● **Data provided**:

────────────────

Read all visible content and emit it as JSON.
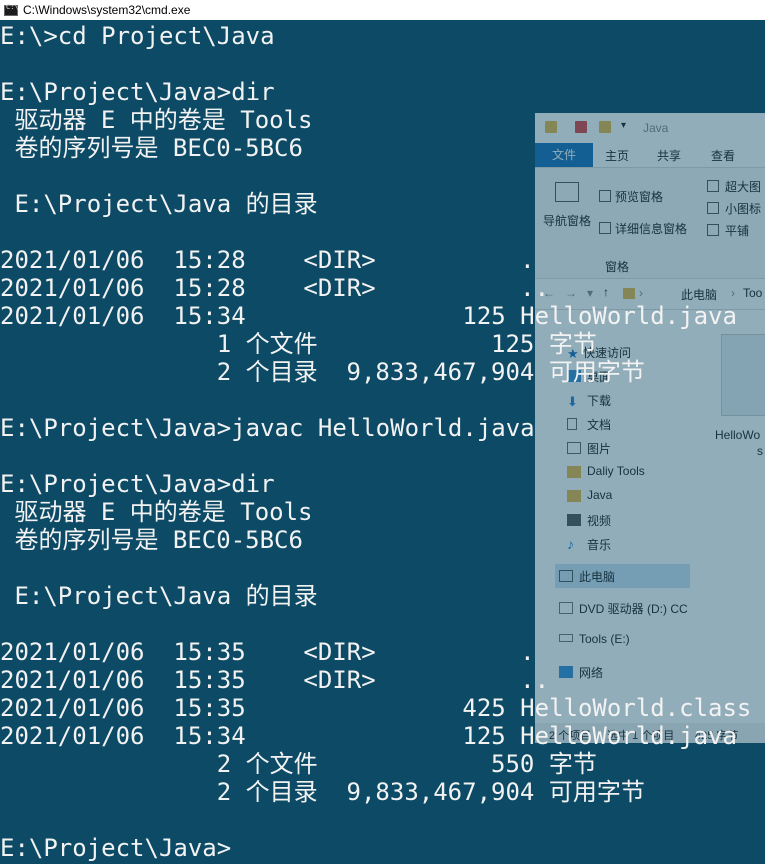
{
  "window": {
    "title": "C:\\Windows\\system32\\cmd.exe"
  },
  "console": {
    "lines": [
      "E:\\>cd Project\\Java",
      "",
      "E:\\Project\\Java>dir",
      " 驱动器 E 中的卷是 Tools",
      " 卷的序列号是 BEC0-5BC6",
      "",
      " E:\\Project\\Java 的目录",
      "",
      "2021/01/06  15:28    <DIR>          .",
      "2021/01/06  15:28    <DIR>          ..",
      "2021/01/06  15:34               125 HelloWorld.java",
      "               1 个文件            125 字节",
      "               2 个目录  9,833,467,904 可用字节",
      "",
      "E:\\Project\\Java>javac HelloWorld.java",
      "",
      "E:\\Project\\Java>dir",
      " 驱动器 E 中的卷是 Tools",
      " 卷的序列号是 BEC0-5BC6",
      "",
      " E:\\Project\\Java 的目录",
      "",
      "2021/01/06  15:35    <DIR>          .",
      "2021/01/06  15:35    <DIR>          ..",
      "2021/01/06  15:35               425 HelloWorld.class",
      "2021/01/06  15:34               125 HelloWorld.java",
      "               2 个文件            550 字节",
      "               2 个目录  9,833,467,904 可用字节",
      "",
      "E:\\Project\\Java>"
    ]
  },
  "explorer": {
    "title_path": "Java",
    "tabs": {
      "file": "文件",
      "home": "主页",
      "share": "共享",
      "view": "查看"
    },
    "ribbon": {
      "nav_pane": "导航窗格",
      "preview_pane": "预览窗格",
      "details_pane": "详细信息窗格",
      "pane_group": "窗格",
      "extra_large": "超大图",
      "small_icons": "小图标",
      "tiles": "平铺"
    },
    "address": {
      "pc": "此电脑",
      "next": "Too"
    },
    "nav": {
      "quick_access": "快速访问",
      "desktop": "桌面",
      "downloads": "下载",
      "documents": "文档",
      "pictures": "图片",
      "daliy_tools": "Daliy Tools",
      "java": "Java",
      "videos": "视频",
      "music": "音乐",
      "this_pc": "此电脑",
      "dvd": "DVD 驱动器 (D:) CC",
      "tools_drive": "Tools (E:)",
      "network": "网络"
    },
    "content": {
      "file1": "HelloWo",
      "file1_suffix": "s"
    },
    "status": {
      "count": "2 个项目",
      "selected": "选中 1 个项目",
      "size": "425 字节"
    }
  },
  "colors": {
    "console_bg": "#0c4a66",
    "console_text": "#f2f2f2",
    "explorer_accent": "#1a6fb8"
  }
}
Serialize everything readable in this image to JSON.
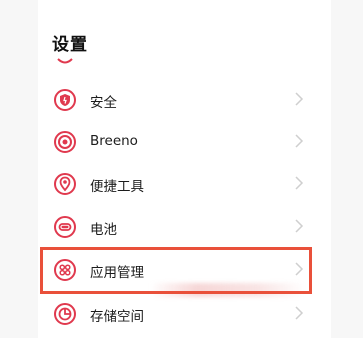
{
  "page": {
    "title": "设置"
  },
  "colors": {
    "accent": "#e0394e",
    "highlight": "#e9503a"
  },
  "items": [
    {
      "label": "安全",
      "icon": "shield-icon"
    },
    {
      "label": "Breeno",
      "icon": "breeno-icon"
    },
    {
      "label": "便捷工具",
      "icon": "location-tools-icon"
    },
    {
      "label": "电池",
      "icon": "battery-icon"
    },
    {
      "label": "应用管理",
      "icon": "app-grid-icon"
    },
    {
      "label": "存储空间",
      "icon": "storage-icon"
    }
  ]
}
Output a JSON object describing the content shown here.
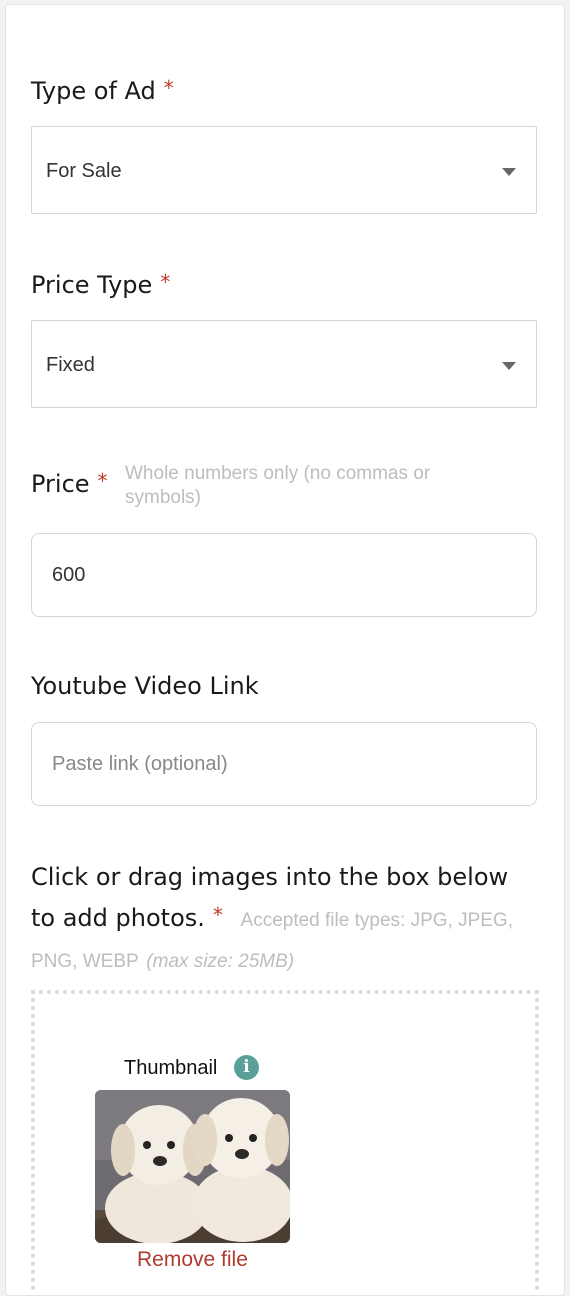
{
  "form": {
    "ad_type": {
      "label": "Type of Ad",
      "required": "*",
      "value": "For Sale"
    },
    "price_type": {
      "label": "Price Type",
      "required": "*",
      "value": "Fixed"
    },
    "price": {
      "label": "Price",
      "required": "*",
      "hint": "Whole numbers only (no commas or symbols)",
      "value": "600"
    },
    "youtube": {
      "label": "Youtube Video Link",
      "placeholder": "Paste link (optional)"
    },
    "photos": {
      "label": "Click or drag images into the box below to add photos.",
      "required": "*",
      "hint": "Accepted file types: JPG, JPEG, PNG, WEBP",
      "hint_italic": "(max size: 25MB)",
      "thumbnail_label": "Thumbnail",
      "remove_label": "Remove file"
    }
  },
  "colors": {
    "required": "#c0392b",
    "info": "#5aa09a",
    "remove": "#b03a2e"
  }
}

────────────────

● **Exercise task**: All lines from the one holding "Serialize everything readable" to the end of the listing above need to be duplicated exactly. None of the pictures should be included.

● **Solution to this problem**:
Serialize everything readable in this image to JSON.
{
  "page": {
    "title": "设置"
  },
  "colors": {
    "accent": "#e0394e",
    "highlight": "#e9503a"
  },
  "items": [
    {
      "label": "安全",
      "icon": "shield-icon"
    },
    {
      "label": "Breeno",
      "icon": "breeno-icon"
    },
    {
      "label": "便捷工具",
      "icon": "location-tools-icon"
    },
    {
      "label": "电池",
      "icon": "battery-icon"
    },
    {
      "label": "应用管理",
      "icon": "app-grid-icon"
    },
    {
      "label": "存储空间",
      "icon": "storage-icon"
    }
  ]
}
Output a JSON object describing the content shown here.
{
  "form": {
    "ad_type": {
      "label": "Type of Ad",
      "required": "*",
      "value": "For Sale"
    },
    "price_type": {
      "label": "Price Type",
      "required": "*",
      "value": "Fixed"
    },
    "price": {
      "label": "Price",
      "required": "*",
      "hint": "Whole numbers only (no commas or symbols)",
      "value": "600"
    },
    "youtube": {
      "label": "Youtube Video Link",
      "placeholder": "Paste link (optional)"
    },
    "photos": {
      "label": "Click or drag images into the box below to add photos.",
      "required": "*",
      "hint": "Accepted file types: JPG, JPEG, PNG, WEBP",
      "hint_italic": "(max size: 25MB)",
      "thumbnail_label": "Thumbnail",
      "remove_label": "Remove file"
    }
  },
  "colors": {
    "required": "#c0392b",
    "info": "#5aa09a",
    "remove": "#b03a2e"
  }
}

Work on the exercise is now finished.